→ Directions for this task:
Go through the records and extract every line with the word "ماذا".

Items from a data source

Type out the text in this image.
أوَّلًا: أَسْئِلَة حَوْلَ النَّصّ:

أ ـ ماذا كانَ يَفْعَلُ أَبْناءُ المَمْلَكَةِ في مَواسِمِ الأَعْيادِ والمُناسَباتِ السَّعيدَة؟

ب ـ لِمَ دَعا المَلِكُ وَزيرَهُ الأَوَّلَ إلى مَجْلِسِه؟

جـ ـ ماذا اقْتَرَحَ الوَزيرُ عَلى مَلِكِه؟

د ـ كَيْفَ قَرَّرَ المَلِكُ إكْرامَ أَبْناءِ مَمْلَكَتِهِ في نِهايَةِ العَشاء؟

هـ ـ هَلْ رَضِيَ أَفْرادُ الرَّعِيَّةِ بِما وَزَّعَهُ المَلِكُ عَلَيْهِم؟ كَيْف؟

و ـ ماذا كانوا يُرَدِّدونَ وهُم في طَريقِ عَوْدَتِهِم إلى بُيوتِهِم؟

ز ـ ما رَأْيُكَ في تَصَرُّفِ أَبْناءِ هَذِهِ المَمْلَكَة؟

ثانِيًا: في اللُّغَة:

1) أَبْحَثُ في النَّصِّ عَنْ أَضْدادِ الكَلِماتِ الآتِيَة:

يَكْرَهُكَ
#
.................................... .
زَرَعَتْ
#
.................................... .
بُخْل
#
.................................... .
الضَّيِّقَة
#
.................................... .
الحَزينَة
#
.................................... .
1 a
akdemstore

==

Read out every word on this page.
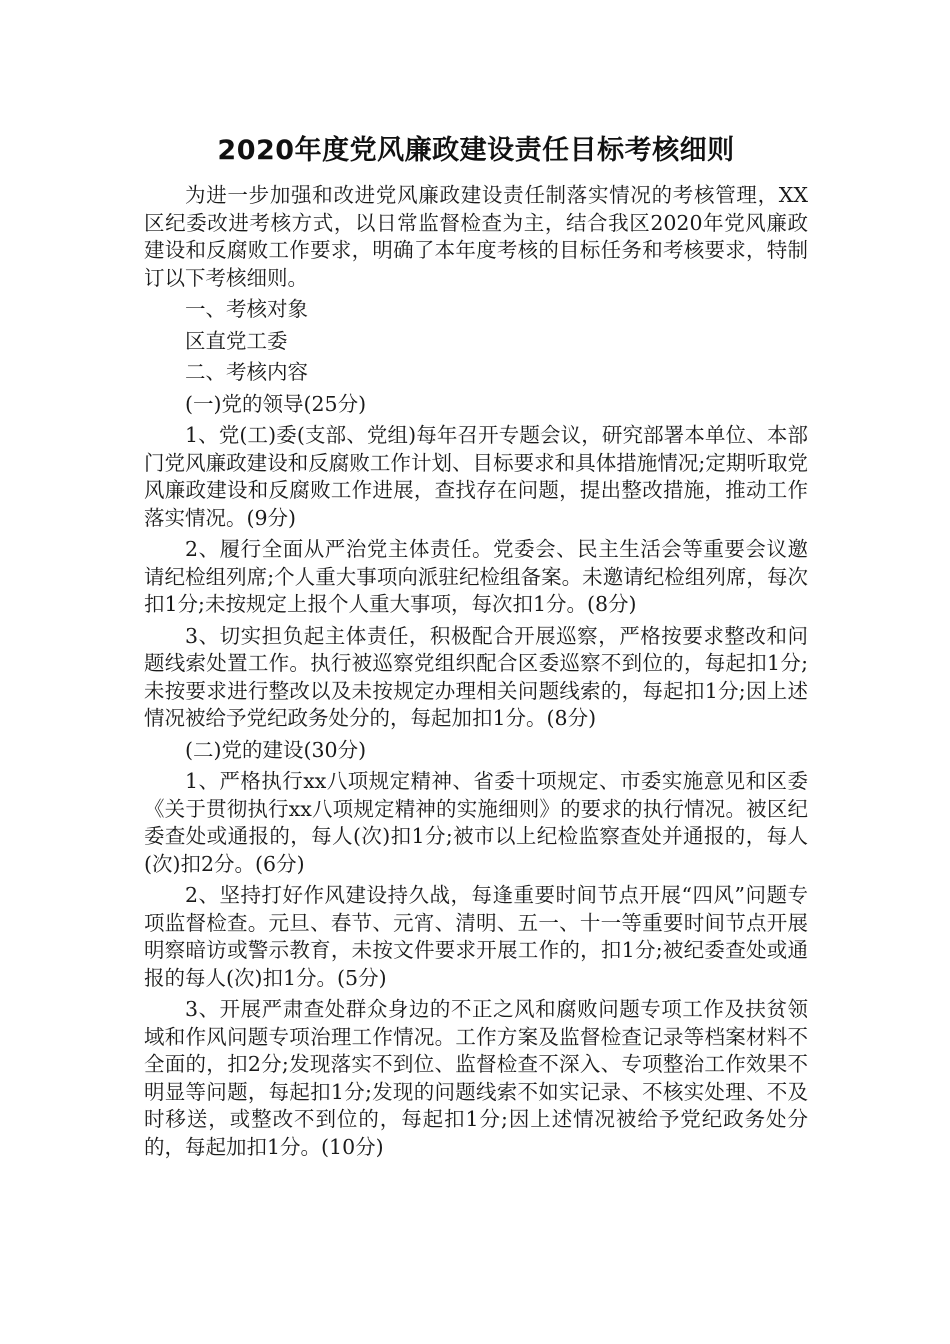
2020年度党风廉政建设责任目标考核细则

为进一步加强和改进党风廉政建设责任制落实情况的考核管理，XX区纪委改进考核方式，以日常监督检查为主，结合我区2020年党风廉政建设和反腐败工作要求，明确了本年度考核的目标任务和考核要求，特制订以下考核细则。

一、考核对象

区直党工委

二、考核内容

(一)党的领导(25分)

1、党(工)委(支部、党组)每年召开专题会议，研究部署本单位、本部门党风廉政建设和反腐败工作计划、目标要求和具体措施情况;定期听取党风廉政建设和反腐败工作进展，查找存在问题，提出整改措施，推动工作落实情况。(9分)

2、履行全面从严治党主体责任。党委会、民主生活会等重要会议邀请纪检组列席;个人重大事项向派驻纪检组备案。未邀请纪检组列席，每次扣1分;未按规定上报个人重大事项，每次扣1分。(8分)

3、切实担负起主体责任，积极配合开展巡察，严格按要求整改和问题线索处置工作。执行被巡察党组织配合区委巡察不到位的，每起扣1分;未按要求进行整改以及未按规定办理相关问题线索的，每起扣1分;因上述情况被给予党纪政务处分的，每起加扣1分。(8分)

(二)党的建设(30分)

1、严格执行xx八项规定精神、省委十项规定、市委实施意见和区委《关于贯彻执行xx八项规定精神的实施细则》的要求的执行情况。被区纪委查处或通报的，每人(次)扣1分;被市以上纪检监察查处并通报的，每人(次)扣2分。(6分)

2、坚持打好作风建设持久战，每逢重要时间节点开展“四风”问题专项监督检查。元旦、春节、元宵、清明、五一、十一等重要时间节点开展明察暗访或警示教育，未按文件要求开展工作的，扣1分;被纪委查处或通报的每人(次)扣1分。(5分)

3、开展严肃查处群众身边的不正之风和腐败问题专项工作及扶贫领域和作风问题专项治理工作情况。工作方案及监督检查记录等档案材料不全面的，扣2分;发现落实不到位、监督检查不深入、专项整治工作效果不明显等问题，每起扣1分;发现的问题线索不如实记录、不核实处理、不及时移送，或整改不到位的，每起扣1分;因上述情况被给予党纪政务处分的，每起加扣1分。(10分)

* * *

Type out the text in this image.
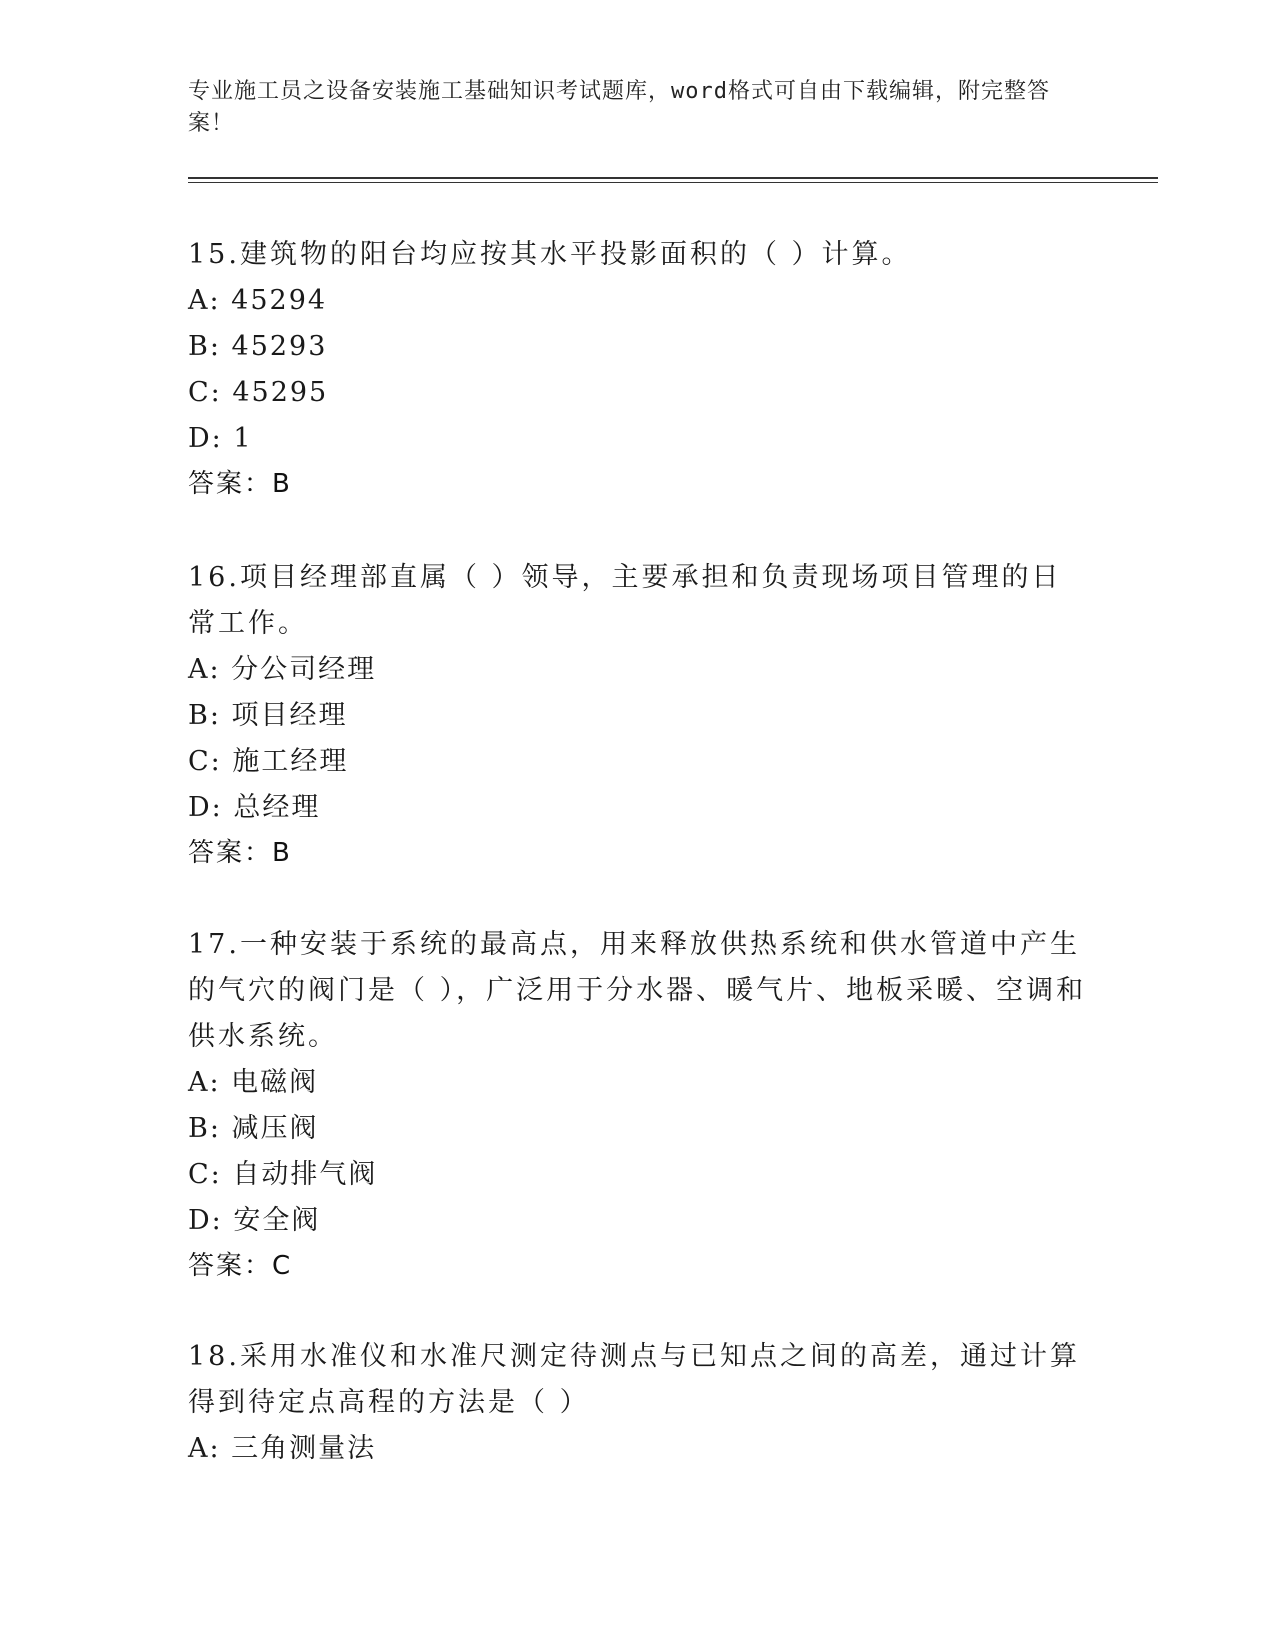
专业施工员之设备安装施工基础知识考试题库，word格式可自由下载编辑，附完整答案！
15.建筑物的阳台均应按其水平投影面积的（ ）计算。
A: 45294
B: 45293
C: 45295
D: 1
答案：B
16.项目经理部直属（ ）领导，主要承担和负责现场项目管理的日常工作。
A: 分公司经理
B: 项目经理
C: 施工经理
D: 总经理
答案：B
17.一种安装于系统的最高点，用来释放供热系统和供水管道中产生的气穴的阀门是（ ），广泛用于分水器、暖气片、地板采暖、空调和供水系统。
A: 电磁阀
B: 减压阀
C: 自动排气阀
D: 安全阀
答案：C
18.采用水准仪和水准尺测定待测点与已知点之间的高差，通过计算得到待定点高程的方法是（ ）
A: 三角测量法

→ Written answer:
أ ـ ماذا كانَ يَفْعَلُ أَبْناءُ المَمْلَكَةِ في مَواسِمِ الأَعْيادِ والمُناسَباتِ السَّعيدَة؟
جـ ـ ماذا اقْتَرَحَ الوَزيرُ عَلى مَلِكِه؟
و ـ ماذا كانوا يُرَدِّدونَ وهُم في طَريقِ عَوْدَتِهِم إلى بُيوتِهِم؟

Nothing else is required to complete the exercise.